== EXTRACT PROVIDED ==
Birth rate
December 29, 2010Preliminary figures from the German Federal Office of Statistics released on Wednesday found that approximately 510,000 children were born in the first nine months of 2010 - a jump that could turn into the greatest increase in births in a decade.
The data, published in a report by the Munich-based daily Sueddeutsche Zeitung, said the 2010 numbers were a 3.6 increase from the previous year. If the increase continues through the end of the year and the numbers are confirmed next fall, it could be the biggest increase in births in a decade.
Federal Office of Statistics spokesman Manfred Ehling said the numbers also have a regional component to them.
"What we're seeing is that in the East, there number of births is growing faster than in the West - which I think definitely has to do with the better child care in that region," he said.
A spokeswoman for the Federal Family Ministry declined to comment on the numbers because they were not yet officially confirmed, but said that it was a good sign that the economic crisis in 2009 "did not dramatically sink."
Incentivized childbearing
There is widespread consensus that Germany's birth rate - one of the lowest in Europe - is a serious problem. As the so-called "baby boom" generation gets older and goes into retirement, fewer younger workers will be paying into state pension funds, leaving the government with less money to support the older generation.

== DATA SECTION ==
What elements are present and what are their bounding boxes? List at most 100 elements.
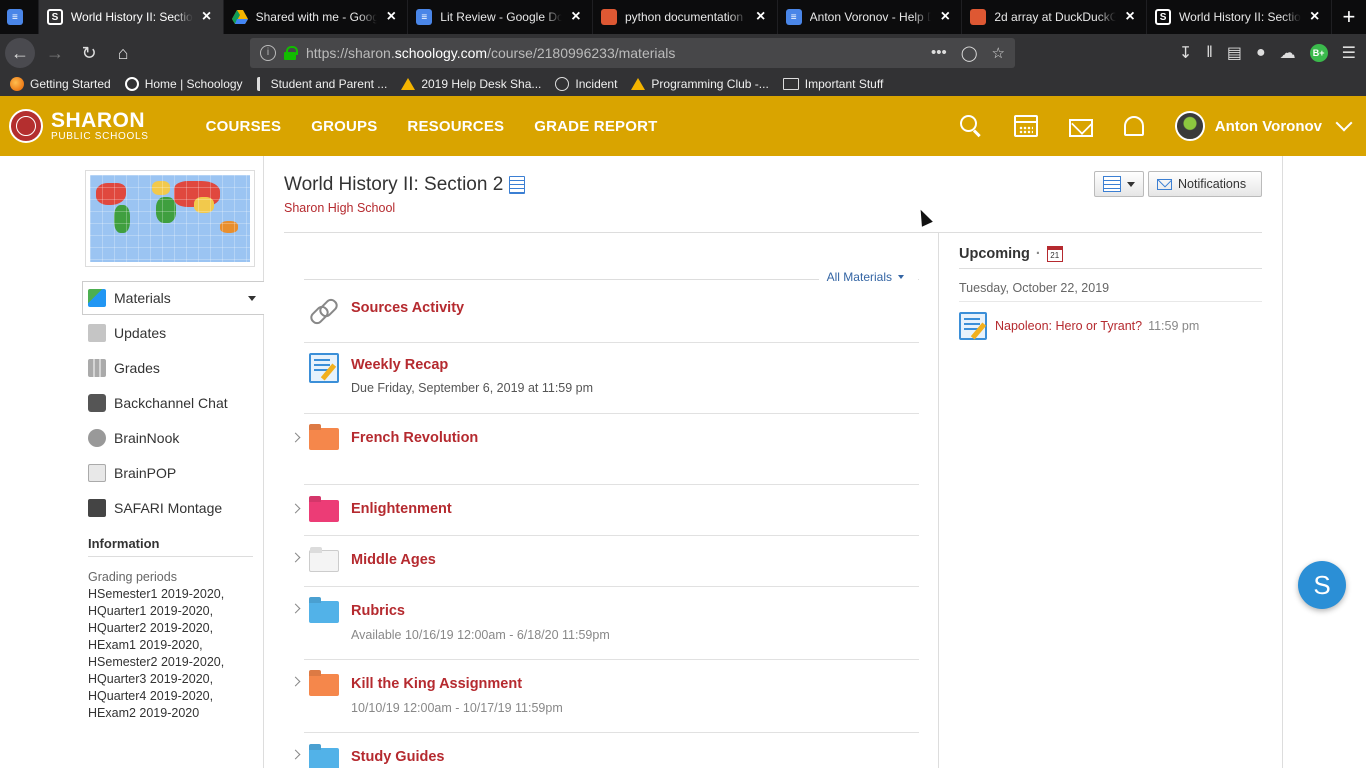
avatar[interactable] — [1174, 111, 1205, 141]
material-item: Weekly Recap Due Friday, September 6, 20… — [304, 343, 919, 414]
browser-tab[interactable]: 2d array at DuckDuckG × — [962, 0, 1148, 34]
bell-icon[interactable] — [1123, 116, 1144, 136]
close-tab-icon[interactable]: × — [568, 9, 584, 25]
browser-tab[interactable]: python documentation × — [593, 0, 778, 34]
page-actions-icon[interactable]: ••• — [931, 44, 947, 62]
folder-title-link[interactable]: French Revolution — [351, 430, 478, 446]
materials-filter-dropdown[interactable]: All Materials — [818, 270, 918, 284]
browser-tab[interactable]: ≡ Lit Review - Google Doc × — [408, 0, 593, 34]
course-document-icon[interactable] — [509, 176, 526, 194]
school-name-link[interactable]: Sharon High School — [284, 201, 395, 215]
download-icon[interactable]: ↧ — [1179, 43, 1192, 63]
folder-title-link[interactable]: Enlightenment — [351, 501, 452, 517]
sidebar-item-materials[interactable]: Materials — [82, 281, 264, 315]
close-tab-icon[interactable]: × — [199, 9, 215, 25]
close-tab-icon[interactable]: × — [383, 9, 399, 25]
bookmark-item[interactable]: Student and Parent ... — [256, 77, 387, 91]
chevron-right-icon[interactable] — [290, 503, 301, 514]
grading-period: HQuarter1 2019-2020, — [88, 604, 214, 618]
folder-title-link[interactable]: Middle Ages — [351, 552, 436, 568]
folder-title-link[interactable]: Kill the King Assignment — [351, 676, 522, 692]
google-docs-icon: ≡ — [6, 9, 23, 25]
upcoming-assignment-link[interactable]: Napoleon: Hero or Tyrant? — [995, 319, 1142, 333]
materials-icon — [88, 289, 106, 307]
browser-tab[interactable]: S World History II: Section × — [1147, 0, 1332, 34]
sidebar-item-grades[interactable]: Grades — [82, 351, 264, 385]
chevron-down-icon[interactable] — [1335, 114, 1353, 132]
bookmark-star-icon[interactable]: ☆ — [992, 44, 1005, 62]
schoology-icon — [124, 77, 139, 91]
close-tab-icon[interactable]: × — [1307, 9, 1323, 25]
home-icon[interactable]: ⌂ — [109, 39, 137, 67]
bookmark-item[interactable]: Home | Schoology — [124, 77, 243, 91]
p-icon — [256, 77, 265, 91]
forward-arrow-icon[interactable]: → — [41, 39, 69, 67]
school-logo[interactable]: SHARON PUBLIC SCHOOLS — [9, 109, 149, 143]
close-tab-icon[interactable]: × — [937, 9, 953, 25]
sidebar-item-safari-montage[interactable]: SAFARI Montage — [82, 491, 264, 525]
library-icon[interactable]: ‖ — [1206, 44, 1213, 62]
extension-badge[interactable]: B+ — [1309, 44, 1328, 62]
chevron-right-icon[interactable] — [290, 603, 301, 614]
url-bar[interactable]: i https://sharon. schoology.com/course/21… — [250, 38, 1015, 68]
sidebar-item-brainnook[interactable]: BrainNook — [82, 421, 264, 455]
sidebar-item-brainpop[interactable]: BrainPOP — [82, 456, 264, 490]
help-chat-button[interactable]: S — [1298, 561, 1346, 609]
notifications-button[interactable]: Notifications — [1148, 171, 1262, 197]
back-arrow-icon[interactable]: ← — [5, 38, 35, 68]
upcoming-title: Upcoming · 21 — [959, 246, 1262, 269]
logo-line1: SHARON — [51, 109, 146, 132]
grading-period: HQuarter2 2019-2020, — [88, 621, 214, 635]
user-name[interactable]: Anton Voronov — [1215, 118, 1322, 135]
google-docs-icon: ≡ — [785, 9, 802, 25]
bookmark-item[interactable]: Incident — [555, 77, 617, 91]
chevron-right-icon[interactable] — [290, 749, 301, 760]
nav-resources[interactable]: RESOURCES — [407, 118, 504, 135]
chevron-right-icon[interactable] — [290, 432, 301, 443]
course-options-button[interactable] — [1094, 171, 1144, 197]
nav-grade-report[interactable]: GRADE REPORT — [534, 118, 657, 135]
chevron-right-icon[interactable] — [290, 552, 301, 563]
grading-period: HSemester2 2019-2020, — [88, 655, 225, 669]
info-icon[interactable]: i — [260, 45, 276, 61]
new-tab-icon[interactable]: + — [1332, 0, 1366, 34]
close-tab-icon[interactable]: × — [1122, 9, 1138, 25]
calendar-icon[interactable] — [1013, 115, 1038, 137]
calendar-icon[interactable]: 21 — [1046, 246, 1063, 262]
account-icon[interactable]: ● — [1256, 44, 1266, 62]
bookmark-item[interactable]: Important Stuff — [782, 77, 883, 91]
mail-icon[interactable] — [1068, 118, 1093, 137]
material-title-link[interactable]: Sources Activity — [351, 300, 464, 316]
bookmark-item[interactable]: Getting Started — [10, 77, 111, 91]
safari-montage-icon — [88, 499, 106, 517]
chevron-right-icon[interactable] — [290, 676, 301, 687]
browser-tab[interactable]: ≡ Anton Voronov - Help D × — [778, 0, 963, 34]
bookmark-item[interactable]: Programming Club -... — [631, 77, 769, 91]
search-icon[interactable] — [959, 114, 983, 138]
sidebar-item-backchannel-chat[interactable]: Backchannel Chat — [82, 386, 264, 420]
material-title-link[interactable]: Weekly Recap — [351, 357, 448, 373]
browser-tab[interactable]: Shared with me - Google × — [224, 0, 409, 34]
bookmark-item[interactable]: 2019 Help Desk Sha... — [401, 77, 541, 91]
nav-groups[interactable]: GROUPS — [311, 118, 377, 135]
pocket-icon[interactable]: ◯ — [961, 44, 978, 62]
schoology-icon: S — [1155, 9, 1172, 25]
folder-title-link[interactable]: Rubrics — [351, 603, 405, 619]
sidebar-icon[interactable]: ▤ — [1227, 43, 1242, 63]
folder-icon — [309, 548, 339, 574]
close-tab-icon[interactable]: × — [753, 9, 769, 25]
hamburger-menu-icon[interactable]: ☰ — [1342, 43, 1356, 63]
reload-icon[interactable]: ↻ — [75, 39, 103, 67]
browser-tab[interactable]: S World History II: Section × — [38, 0, 224, 34]
caret-down-icon[interactable] — [248, 295, 256, 301]
nav-courses[interactable]: COURSES — [206, 118, 282, 135]
upcoming-date: Tuesday, October 22, 2019 — [959, 281, 1262, 302]
browser-nav-bar: ← → ↻ ⌂ i https://sharon. schoology.com/c… — [0, 34, 1366, 72]
google-drive-icon — [631, 78, 646, 90]
tab-overflow-menu[interactable]: ≡ — [0, 0, 39, 34]
sidebar-item-updates[interactable]: Updates — [82, 316, 264, 350]
caret-down-icon — [898, 275, 904, 279]
extension-icon[interactable]: ☁ — [1280, 43, 1296, 63]
folder-title-link[interactable]: Study Guides — [351, 749, 444, 765]
envelope-icon — [1157, 178, 1172, 190]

== EXERCISE TASKS ==
[A] In the birth rate article, who is named as the spokesman for the Federal Office of Statistics?
[B] Copy out everything in the birth rate article from "Federal Office of Statistics spokesman" down to "the older generation.".

== TASK-BY-TASK SOLUTIONS ==
[A] Manfred Ehling

[B]
Federal Office of Statistics spokesman Manfred Ehling said the numbers also have a regional component to them.
"What we're seeing is that in the East, there number of births is growing faster than in the West - which I think definitely has to do with the better child care in that region," he said.
A spokeswoman for the Federal Family Ministry declined to comment on the numbers because they were not yet officially confirmed, but said that it was a good sign that the economic crisis in 2009 "did not dramatically sink."
Incentivized childbearing
There is widespread consensus that Germany's birth rate - one of the lowest in Europe - is a serious problem. As the so-called "baby boom" generation gets older and goes into retirement, fewer younger workers will be paying into state pension funds, leaving the government with less money to support the older generation.